Fantasy-sports betting faces an uncertain future in New York after a judge ruled that a law permitting the online contests violated the state constitution.
In a ruling released Monday, Albany Supreme Court Justice Gerald Connolly sided with anti-gambling activists and declared the 2016 compromise measure “null and void.”
But Connolly also said that state lawmakers had the “full authority” to decriminalize daily fantasy-sports betting and that “any finding of unconstitutionality in such context would be beyond the scope of the judicial review authority.”
A lawyer for the plaintiffs in the case — who are either recovering gambling addicts or relatives of problem gamblers — claimed victory, saying fantasy-sports betting companies could no longer operate in New York because the state can’t legally regulate them.
But lawyer Neil Murray also said he would wait to see how the state reacts before taking further action against Gov. Andrew Cuomo and the state Gaming Commission to enforce the judge’s decision.
Leading fantasy-sports betting sites DraftKings and FanDuel remained in operation, with DraftKings lawyer David Boise saying the company “can continue to offer their services to players.”

**PROVIDED MATERIAL:**
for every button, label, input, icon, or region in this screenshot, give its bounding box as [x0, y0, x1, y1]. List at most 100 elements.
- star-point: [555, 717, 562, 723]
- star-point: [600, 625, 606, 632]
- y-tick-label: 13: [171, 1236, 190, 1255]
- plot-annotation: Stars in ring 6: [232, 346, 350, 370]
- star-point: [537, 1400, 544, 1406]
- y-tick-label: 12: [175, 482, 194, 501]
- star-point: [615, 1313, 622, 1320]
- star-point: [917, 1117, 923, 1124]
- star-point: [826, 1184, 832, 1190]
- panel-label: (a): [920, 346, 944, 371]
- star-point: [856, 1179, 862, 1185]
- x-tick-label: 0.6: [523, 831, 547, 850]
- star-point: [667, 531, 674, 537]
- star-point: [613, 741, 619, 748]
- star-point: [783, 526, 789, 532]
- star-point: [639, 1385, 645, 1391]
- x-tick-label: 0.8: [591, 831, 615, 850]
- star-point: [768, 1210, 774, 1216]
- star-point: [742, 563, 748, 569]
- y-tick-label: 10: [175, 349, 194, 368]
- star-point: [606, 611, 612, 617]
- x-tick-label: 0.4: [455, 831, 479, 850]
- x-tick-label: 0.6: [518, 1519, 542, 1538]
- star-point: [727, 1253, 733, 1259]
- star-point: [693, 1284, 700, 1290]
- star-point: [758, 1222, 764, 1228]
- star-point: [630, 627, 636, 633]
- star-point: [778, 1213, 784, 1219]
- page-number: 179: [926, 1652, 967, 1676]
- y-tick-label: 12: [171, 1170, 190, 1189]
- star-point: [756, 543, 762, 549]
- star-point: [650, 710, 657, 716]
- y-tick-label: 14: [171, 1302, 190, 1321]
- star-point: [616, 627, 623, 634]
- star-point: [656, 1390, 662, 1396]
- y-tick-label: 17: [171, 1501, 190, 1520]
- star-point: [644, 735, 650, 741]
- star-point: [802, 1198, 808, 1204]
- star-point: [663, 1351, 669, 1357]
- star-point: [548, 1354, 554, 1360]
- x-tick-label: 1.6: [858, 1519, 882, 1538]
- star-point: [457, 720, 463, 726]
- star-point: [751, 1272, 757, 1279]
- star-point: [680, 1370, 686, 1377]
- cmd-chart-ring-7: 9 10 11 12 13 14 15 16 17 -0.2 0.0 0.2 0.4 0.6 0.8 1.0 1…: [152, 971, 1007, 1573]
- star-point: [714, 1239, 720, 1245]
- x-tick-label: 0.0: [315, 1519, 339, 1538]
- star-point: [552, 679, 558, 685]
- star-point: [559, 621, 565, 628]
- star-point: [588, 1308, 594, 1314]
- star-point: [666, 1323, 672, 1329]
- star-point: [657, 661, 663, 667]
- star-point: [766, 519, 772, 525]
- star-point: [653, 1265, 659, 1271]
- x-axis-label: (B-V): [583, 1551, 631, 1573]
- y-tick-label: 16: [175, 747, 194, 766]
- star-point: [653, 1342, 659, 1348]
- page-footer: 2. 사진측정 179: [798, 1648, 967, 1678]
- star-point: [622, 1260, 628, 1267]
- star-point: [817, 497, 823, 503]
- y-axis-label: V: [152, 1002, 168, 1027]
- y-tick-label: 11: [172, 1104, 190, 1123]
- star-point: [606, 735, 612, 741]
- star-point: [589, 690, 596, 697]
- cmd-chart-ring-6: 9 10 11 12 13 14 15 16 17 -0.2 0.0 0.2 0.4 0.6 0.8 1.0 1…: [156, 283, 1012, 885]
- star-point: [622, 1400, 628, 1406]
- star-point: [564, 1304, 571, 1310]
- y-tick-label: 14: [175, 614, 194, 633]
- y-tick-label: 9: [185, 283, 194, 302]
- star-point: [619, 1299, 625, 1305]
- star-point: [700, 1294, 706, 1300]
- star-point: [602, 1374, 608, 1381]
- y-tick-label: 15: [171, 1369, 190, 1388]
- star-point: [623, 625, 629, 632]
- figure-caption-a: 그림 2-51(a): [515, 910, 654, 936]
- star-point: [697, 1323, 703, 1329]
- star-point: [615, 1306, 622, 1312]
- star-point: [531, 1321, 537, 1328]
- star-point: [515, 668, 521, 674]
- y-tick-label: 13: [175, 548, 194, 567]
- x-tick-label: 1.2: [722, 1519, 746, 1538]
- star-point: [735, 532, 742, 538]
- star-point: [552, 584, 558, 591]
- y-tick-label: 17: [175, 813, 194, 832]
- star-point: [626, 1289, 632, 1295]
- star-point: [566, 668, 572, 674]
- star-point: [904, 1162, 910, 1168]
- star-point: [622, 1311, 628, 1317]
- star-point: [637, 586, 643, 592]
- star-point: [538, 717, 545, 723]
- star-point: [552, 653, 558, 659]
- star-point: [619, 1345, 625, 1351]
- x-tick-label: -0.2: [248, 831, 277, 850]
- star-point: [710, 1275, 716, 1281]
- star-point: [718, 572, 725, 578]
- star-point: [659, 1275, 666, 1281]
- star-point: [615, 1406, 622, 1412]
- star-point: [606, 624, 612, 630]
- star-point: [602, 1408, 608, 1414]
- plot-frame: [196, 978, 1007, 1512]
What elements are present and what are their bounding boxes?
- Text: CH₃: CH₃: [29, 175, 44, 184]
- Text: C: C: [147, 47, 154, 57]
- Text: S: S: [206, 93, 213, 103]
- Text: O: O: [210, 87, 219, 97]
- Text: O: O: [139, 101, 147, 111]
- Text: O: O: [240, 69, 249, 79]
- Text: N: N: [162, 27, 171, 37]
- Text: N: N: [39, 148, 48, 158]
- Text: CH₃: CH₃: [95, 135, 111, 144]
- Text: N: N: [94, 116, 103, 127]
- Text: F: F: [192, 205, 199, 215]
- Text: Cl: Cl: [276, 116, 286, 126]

**TASK TO CARRY OUT:**
In the article on the New York fantasy-sports betting ruling, reproduce the text starting with "In a ruling" and going on through "legally regulate them.". None of the records is needed for the work here.

**COMPLETED TASK:**
In a ruling released Monday, Albany Supreme Court Justice Gerald Connolly sided with anti-gambling activists and declared the 2016 compromise measure “null and void.”
But Connolly also said that state lawmakers had the “full authority” to decriminalize daily fantasy-sports betting and that “any finding of unconstitutionality in such context would be beyond the scope of the judicial review authority.”
A lawyer for the plaintiffs in the case — who are either recovering gambling addicts or relatives of problem gamblers — claimed victory, saying fantasy-sports betting companies could no longer operate in New York because the state can’t legally regulate them.